[Stored data]
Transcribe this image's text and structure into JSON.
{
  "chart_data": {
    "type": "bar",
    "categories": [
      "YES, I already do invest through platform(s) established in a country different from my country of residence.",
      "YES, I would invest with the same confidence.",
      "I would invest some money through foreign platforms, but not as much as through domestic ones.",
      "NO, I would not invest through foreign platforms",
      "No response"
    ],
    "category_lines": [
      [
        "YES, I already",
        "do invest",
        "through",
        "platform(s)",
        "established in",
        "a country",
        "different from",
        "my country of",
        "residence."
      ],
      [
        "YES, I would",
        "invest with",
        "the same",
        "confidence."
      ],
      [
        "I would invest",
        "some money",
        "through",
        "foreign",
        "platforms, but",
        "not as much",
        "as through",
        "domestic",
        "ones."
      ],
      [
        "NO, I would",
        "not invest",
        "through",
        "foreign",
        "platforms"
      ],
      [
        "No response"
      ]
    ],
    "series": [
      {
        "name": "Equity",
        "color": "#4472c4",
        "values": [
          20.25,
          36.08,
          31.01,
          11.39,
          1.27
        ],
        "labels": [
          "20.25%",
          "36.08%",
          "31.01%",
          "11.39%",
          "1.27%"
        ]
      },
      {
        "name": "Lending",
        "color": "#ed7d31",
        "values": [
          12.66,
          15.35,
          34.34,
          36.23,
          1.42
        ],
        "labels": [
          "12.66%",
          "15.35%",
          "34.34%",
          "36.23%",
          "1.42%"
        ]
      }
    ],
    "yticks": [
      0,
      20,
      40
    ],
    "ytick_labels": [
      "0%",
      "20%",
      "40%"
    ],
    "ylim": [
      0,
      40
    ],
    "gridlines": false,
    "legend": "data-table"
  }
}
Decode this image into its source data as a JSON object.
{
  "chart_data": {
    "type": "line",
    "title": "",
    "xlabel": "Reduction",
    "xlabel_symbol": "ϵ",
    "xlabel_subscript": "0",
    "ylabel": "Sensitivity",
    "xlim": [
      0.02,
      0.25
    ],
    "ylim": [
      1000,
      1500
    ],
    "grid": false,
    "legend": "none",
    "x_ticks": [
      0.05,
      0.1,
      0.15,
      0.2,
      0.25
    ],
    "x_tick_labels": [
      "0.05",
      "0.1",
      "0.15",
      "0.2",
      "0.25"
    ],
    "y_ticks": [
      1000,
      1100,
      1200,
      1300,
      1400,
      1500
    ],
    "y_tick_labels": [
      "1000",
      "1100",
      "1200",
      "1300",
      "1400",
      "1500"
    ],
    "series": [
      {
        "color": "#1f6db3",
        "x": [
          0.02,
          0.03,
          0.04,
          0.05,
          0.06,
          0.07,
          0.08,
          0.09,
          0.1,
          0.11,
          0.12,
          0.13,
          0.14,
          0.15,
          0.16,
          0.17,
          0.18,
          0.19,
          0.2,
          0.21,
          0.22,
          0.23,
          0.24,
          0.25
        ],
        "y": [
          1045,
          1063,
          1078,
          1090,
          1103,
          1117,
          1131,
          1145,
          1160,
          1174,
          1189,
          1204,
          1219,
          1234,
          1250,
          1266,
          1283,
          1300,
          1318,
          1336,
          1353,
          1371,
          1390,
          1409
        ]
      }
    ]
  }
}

[Problem] Output the entries verbatim.

[Correct output]
Transcribe this image's text and structure into JSON.
{
  "chart_data": {
    "type": "bar",
    "categories": [
      "YES, I already do invest through platform(s) established in a country different from my country of residence.",
      "YES, I would invest with the same confidence.",
      "I would invest some money through foreign platforms, but not as much as through domestic ones.",
      "NO, I would not invest through foreign platforms",
      "No response"
    ],
    "category_lines": [
      [
        "YES, I already",
        "do invest",
        "through",
        "platform(s)",
        "established in",
        "a country",
        "different from",
        "my country of",
        "residence."
      ],
      [
        "YES, I would",
        "invest with",
        "the same",
        "confidence."
      ],
      [
        "I would invest",
        "some money",
        "through",
        "foreign",
        "platforms, but",
        "not as much",
        "as through",
        "domestic",
        "ones."
      ],
      [
        "NO, I would",
        "not invest",
        "through",
        "foreign",
        "platforms"
      ],
      [
        "No response"
      ]
    ],
    "series": [
      {
        "name": "Equity",
        "color": "#4472c4",
        "values": [
          20.25,
          36.08,
          31.01,
          11.39,
          1.27
        ],
        "labels": [
          "20.25%",
          "36.08%",
          "31.01%",
          "11.39%",
          "1.27%"
        ]
      },
      {
        "name": "Lending",
        "color": "#ed7d31",
        "values": [
          12.66,
          15.35,
          34.34,
          36.23,
          1.42
        ],
        "labels": [
          "12.66%",
          "15.35%",
          "34.34%",
          "36.23%",
          "1.42%"
        ]
      }
    ],
    "yticks": [
      0,
      20,
      40
    ],
    "ytick_labels": [
      "0%",
      "20%",
      "40%"
    ],
    "ylim": [
      0,
      40
    ],
    "gridlines": false,
    "legend": "data-table"
  }
}
Decode this image into its source data as a JSON object.
{
  "chart_data": {
    "type": "line",
    "title": "",
    "xlabel": "Reduction",
    "xlabel_symbol": "ϵ",
    "xlabel_subscript": "0",
    "ylabel": "Sensitivity",
    "xlim": [
      0.02,
      0.25
    ],
    "ylim": [
      1000,
      1500
    ],
    "grid": false,
    "legend": "none",
    "x_ticks": [
      0.05,
      0.1,
      0.15,
      0.2,
      0.25
    ],
    "x_tick_labels": [
      "0.05",
      "0.1",
      "0.15",
      "0.2",
      "0.25"
    ],
    "y_ticks": [
      1000,
      1100,
      1200,
      1300,
      1400,
      1500
    ],
    "y_tick_labels": [
      "1000",
      "1100",
      "1200",
      "1300",
      "1400",
      "1500"
    ],
    "series": [
      {
        "color": "#1f6db3",
        "x": [
          0.02,
          0.03,
          0.04,
          0.05,
          0.06,
          0.07,
          0.08,
          0.09,
          0.1,
          0.11,
          0.12,
          0.13,
          0.14,
          0.15,
          0.16,
          0.17,
          0.18,
          0.19,
          0.2,
          0.21,
          0.22,
          0.23,
          0.24,
          0.25
        ],
        "y": [
          1045,
          1063,
          1078,
          1090,
          1103,
          1117,
          1131,
          1145,
          1160,
          1174,
          1189,
          1204,
          1219,
          1234,
          1250,
          1266,
          1283,
          1300,
          1318,
          1336,
          1353,
          1371,
          1390,
          1409
        ]
      }
    ]
  }
}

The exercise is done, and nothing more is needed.